==== INPUT MATERIAL
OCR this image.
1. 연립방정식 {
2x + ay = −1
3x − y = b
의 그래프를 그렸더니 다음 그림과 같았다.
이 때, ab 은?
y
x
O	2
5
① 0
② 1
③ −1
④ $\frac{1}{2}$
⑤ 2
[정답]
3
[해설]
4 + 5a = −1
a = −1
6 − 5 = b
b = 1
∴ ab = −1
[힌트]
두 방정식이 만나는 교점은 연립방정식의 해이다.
========
• **EXERCISE OBJECTIVE**
Every line of the records above needs to be given again exactly.

• **ANSWER TO THIS EXERCISE**
OCR this image.
1. 연립방정식 {
2x + ay = −1
3x − y = b
의 그래프를 그렸더니 다음 그림과 같았다.
이 때, ab 은?
y
x
O	2
5
① 0
② 1
③ −1
④ $\frac{1}{2}$
⑤ 2
[정답]
3
[해설]
4 + 5a = −1
a = −1
6 − 5 = b
b = 1
∴ ab = −1
[힌트]
두 방정식이 만나는 교점은 연립방정식의 해이다.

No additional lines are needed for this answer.